Find the lines with "Technology" in them and copy them out.

Collection entries:
▼

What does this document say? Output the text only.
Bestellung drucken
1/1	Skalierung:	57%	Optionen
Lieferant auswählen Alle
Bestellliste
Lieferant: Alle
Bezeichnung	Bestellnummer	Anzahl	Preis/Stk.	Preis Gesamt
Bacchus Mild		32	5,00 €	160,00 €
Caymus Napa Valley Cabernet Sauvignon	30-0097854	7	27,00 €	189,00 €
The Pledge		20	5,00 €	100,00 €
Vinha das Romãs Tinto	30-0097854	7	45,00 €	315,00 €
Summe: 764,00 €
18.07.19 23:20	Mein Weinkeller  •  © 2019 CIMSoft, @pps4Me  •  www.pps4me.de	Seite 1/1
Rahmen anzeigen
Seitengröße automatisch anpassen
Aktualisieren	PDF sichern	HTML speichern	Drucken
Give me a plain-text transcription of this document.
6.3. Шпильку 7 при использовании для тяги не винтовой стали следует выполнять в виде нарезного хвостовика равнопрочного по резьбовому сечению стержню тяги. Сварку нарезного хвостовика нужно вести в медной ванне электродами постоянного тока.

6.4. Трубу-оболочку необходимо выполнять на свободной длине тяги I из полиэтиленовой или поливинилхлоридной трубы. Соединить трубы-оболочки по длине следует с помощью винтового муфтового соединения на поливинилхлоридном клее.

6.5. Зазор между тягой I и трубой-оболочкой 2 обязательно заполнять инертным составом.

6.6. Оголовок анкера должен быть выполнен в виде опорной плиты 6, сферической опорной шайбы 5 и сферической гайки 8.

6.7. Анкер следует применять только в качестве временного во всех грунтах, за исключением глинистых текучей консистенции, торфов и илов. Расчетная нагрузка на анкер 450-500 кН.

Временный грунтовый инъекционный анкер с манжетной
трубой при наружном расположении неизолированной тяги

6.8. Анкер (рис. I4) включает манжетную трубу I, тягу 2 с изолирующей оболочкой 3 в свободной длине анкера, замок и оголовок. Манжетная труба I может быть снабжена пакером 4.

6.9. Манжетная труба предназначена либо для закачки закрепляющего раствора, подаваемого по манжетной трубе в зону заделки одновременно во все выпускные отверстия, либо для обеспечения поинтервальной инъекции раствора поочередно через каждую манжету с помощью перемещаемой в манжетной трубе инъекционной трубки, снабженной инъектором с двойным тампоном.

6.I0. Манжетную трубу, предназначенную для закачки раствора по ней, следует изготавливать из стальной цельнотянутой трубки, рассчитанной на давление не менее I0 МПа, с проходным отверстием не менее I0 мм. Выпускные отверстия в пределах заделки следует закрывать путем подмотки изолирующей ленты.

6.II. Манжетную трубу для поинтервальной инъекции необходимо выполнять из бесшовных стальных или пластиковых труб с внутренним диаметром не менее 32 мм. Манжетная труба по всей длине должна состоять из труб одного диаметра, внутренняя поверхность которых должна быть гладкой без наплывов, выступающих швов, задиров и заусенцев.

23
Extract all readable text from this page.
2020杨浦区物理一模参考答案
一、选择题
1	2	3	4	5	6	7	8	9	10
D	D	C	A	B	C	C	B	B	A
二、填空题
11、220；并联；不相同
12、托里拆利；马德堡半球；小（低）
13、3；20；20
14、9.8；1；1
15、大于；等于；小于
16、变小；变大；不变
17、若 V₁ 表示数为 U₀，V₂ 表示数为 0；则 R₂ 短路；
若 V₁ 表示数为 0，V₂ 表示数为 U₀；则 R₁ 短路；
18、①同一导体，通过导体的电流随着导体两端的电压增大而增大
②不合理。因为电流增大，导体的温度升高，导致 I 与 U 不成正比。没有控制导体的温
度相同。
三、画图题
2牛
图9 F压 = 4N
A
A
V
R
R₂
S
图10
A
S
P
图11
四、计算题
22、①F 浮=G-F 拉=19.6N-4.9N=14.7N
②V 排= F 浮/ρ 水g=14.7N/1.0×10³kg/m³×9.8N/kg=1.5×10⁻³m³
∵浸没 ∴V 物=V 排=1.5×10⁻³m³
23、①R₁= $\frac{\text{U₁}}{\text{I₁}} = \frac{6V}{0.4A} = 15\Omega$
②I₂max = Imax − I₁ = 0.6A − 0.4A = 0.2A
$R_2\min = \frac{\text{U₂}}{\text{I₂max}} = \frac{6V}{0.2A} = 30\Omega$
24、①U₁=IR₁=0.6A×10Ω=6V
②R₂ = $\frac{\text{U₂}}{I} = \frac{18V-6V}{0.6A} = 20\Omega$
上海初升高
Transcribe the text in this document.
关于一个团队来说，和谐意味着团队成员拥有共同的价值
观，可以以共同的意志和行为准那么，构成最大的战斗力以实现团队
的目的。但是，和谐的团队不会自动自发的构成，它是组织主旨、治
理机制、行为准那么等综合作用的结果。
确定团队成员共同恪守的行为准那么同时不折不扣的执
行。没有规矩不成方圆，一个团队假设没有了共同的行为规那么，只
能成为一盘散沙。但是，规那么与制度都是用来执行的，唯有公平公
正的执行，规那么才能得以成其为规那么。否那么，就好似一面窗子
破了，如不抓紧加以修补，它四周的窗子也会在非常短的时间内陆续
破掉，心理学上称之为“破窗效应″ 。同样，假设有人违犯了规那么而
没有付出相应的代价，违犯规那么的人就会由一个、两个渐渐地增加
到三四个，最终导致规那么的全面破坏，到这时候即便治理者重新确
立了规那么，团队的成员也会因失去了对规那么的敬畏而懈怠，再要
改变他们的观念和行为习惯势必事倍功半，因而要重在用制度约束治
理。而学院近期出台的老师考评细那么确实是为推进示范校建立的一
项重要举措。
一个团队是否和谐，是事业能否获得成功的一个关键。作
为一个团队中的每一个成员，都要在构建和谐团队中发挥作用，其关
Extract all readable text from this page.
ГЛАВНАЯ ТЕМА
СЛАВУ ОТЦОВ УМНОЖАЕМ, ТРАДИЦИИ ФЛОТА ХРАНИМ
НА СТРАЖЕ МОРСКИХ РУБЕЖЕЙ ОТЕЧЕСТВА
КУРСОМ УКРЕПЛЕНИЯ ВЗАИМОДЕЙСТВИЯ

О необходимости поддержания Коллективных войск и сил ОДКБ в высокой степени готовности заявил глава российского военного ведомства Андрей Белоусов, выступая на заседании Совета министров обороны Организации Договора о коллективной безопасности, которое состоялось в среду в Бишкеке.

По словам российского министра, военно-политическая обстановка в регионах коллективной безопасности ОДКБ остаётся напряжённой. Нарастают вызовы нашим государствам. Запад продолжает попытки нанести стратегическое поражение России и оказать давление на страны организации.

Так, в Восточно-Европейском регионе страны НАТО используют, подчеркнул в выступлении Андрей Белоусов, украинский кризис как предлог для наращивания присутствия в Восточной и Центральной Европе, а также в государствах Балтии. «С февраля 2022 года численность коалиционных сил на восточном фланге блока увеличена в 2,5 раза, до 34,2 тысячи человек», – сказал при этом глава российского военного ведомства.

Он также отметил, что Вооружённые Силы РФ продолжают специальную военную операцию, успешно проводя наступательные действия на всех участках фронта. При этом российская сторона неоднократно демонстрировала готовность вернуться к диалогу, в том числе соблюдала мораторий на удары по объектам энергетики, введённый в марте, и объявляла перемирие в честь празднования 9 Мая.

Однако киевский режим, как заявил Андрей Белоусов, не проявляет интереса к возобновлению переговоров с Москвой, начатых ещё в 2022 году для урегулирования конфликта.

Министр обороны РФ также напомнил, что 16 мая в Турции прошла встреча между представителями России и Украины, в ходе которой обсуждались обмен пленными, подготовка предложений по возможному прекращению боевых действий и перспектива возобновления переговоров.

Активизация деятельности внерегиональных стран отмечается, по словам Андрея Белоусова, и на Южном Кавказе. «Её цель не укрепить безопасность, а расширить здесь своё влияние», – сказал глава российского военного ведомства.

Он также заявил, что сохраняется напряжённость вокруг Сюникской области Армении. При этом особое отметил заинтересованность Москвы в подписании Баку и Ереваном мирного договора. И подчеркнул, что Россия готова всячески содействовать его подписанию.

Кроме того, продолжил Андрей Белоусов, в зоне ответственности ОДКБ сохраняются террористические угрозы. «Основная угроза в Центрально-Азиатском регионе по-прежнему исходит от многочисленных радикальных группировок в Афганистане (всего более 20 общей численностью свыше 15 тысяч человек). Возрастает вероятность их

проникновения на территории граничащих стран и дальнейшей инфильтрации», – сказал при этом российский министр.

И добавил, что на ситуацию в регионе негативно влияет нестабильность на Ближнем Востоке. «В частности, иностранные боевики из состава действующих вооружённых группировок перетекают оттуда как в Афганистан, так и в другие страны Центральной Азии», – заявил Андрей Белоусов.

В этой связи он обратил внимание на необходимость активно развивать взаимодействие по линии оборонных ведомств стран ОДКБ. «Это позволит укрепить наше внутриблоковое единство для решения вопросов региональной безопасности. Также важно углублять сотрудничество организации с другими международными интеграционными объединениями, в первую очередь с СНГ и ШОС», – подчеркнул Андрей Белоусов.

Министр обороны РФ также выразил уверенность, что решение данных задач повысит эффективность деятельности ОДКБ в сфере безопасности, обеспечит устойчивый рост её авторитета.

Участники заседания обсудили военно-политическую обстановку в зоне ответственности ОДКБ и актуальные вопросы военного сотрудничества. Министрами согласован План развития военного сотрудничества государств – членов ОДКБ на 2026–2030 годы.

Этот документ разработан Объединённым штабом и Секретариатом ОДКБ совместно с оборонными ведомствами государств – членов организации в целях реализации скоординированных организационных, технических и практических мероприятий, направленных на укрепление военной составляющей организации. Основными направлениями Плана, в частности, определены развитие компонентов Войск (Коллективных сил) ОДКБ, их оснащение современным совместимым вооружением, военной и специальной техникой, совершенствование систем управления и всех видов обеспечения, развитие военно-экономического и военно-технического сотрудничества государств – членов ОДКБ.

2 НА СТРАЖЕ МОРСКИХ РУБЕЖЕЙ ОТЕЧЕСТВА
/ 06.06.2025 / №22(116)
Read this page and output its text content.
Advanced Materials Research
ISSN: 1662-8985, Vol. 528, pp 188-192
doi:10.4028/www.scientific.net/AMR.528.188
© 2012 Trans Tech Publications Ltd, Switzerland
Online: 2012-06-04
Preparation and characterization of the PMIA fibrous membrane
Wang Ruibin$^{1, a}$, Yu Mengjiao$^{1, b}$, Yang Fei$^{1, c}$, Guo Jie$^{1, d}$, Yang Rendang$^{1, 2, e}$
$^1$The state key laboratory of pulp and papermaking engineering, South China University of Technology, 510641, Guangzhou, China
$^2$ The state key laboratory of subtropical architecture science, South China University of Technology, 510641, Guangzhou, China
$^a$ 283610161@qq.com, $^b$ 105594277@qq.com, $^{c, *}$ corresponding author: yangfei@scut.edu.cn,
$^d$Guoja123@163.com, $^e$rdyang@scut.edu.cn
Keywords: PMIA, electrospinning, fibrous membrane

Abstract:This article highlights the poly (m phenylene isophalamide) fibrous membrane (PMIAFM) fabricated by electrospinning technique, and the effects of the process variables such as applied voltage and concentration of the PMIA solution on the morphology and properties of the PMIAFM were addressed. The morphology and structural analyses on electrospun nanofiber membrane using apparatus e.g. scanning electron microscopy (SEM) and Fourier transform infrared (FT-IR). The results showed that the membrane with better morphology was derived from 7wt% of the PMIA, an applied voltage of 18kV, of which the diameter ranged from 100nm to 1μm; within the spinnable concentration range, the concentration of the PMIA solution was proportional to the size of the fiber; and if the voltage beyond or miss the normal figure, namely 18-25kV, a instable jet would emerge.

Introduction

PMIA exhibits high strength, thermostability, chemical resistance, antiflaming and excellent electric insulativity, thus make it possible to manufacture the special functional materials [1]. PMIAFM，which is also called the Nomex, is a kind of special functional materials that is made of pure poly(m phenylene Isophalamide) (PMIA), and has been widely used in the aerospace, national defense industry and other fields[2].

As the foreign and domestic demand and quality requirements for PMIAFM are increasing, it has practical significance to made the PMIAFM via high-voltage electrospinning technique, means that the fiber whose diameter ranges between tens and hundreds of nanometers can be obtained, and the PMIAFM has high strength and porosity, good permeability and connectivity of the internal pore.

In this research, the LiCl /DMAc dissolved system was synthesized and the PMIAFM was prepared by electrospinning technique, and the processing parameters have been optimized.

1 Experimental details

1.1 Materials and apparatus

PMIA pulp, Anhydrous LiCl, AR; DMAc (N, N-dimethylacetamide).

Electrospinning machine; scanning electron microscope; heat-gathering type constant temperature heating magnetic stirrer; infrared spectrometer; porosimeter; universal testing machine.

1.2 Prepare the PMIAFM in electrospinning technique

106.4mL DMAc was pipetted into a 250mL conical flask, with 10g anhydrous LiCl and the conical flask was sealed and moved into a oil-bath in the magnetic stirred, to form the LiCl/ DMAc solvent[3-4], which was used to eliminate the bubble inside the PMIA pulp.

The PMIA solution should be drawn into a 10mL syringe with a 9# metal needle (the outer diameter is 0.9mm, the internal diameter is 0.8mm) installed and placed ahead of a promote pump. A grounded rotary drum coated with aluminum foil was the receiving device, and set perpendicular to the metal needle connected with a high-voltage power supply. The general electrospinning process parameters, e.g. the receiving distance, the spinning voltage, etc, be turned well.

▲

# Answer to this task
$^1$The state key laboratory of pulp and papermaking engineering, South China University of Technology, 510641, Guangzhou, China
$^2$ The state key laboratory of subtropical architecture science, South China University of Technology, 510641, Guangzhou, China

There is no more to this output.